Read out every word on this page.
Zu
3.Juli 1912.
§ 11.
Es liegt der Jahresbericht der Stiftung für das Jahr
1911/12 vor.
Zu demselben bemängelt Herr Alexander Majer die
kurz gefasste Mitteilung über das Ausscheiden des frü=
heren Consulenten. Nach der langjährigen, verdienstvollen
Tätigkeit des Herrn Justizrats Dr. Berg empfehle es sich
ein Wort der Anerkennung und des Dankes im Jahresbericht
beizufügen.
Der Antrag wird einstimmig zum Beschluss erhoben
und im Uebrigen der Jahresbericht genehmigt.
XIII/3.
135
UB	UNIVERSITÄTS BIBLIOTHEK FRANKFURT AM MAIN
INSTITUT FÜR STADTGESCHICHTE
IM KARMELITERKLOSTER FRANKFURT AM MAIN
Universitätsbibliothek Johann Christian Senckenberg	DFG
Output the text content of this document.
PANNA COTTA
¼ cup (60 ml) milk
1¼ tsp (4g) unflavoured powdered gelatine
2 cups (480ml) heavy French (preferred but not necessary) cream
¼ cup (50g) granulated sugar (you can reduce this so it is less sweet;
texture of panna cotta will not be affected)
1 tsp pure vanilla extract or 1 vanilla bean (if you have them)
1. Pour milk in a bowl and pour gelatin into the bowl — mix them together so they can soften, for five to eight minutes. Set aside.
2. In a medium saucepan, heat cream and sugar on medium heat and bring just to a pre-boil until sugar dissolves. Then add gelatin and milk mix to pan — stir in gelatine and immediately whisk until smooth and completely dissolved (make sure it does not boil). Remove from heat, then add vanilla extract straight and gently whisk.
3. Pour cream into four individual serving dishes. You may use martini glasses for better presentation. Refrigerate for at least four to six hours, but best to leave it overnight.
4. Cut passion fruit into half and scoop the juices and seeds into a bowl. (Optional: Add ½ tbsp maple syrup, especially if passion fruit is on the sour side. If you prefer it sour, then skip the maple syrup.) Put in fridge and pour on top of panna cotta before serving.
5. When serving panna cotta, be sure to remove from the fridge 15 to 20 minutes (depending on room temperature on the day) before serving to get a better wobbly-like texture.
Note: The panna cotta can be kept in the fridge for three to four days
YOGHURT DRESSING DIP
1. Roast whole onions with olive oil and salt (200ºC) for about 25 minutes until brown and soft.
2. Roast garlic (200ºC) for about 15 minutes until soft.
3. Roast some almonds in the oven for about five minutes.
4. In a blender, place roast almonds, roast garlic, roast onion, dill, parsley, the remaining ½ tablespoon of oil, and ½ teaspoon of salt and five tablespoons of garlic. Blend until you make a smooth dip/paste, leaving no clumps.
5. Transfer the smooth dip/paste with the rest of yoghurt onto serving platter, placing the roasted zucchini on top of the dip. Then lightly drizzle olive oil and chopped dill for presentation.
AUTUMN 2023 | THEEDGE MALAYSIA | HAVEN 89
——————
Given request -> Each record above should be output again exactly.

Expected answer ->
Read out every word on this page.
Zu
3.Juli 1912.
§ 11.
Es liegt der Jahresbericht der Stiftung für das Jahr
1911/12 vor.
Zu demselben bemängelt Herr Alexander Majer die
kurz gefasste Mitteilung über das Ausscheiden des frü=
heren Consulenten. Nach der langjährigen, verdienstvollen
Tätigkeit des Herrn Justizrats Dr. Berg empfehle es sich
ein Wort der Anerkennung und des Dankes im Jahresbericht
beizufügen.
Der Antrag wird einstimmig zum Beschluss erhoben
und im Uebrigen der Jahresbericht genehmigt.
XIII/3.
135
UB	UNIVERSITÄTS BIBLIOTHEK FRANKFURT AM MAIN
INSTITUT FÜR STADTGESCHICHTE
IM KARMELITERKLOSTER FRANKFURT AM MAIN
Universitätsbibliothek Johann Christian Senckenberg	DFG
Output the text content of this document.
PANNA COTTA
¼ cup (60 ml) milk
1¼ tsp (4g) unflavoured powdered gelatine
2 cups (480ml) heavy French (preferred but not necessary) cream
¼ cup (50g) granulated sugar (you can reduce this so it is less sweet;
texture of panna cotta will not be affected)
1 tsp pure vanilla extract or 1 vanilla bean (if you have them)
1. Pour milk in a bowl and pour gelatin into the bowl — mix them together so they can soften, for five to eight minutes. Set aside.
2. In a medium saucepan, heat cream and sugar on medium heat and bring just to a pre-boil until sugar dissolves. Then add gelatin and milk mix to pan — stir in gelatine and immediately whisk until smooth and completely dissolved (make sure it does not boil). Remove from heat, then add vanilla extract straight and gently whisk.
3. Pour cream into four individual serving dishes. You may use martini glasses for better presentation. Refrigerate for at least four to six hours, but best to leave it overnight.
4. Cut passion fruit into half and scoop the juices and seeds into a bowl. (Optional: Add ½ tbsp maple syrup, especially if passion fruit is on the sour side. If you prefer it sour, then skip the maple syrup.) Put in fridge and pour on top of panna cotta before serving.
5. When serving panna cotta, be sure to remove from the fridge 15 to 20 minutes (depending on room temperature on the day) before serving to get a better wobbly-like texture.
Note: The panna cotta can be kept in the fridge for three to four days
YOGHURT DRESSING DIP
1. Roast whole onions with olive oil and salt (200ºC) for about 25 minutes until brown and soft.
2. Roast garlic (200ºC) for about 15 minutes until soft.
3. Roast some almonds in the oven for about five minutes.
4. In a blender, place roast almonds, roast garlic, roast onion, dill, parsley, the remaining ½ tablespoon of oil, and ½ teaspoon of salt and five tablespoons of garlic. Blend until you make a smooth dip/paste, leaving no clumps.
5. Transfer the smooth dip/paste with the rest of yoghurt onto serving platter, placing the roasted zucchini on top of the dip. Then lightly drizzle olive oil and chopped dill for presentation.
AUTUMN 2023 | THEEDGE MALAYSIA | HAVEN 89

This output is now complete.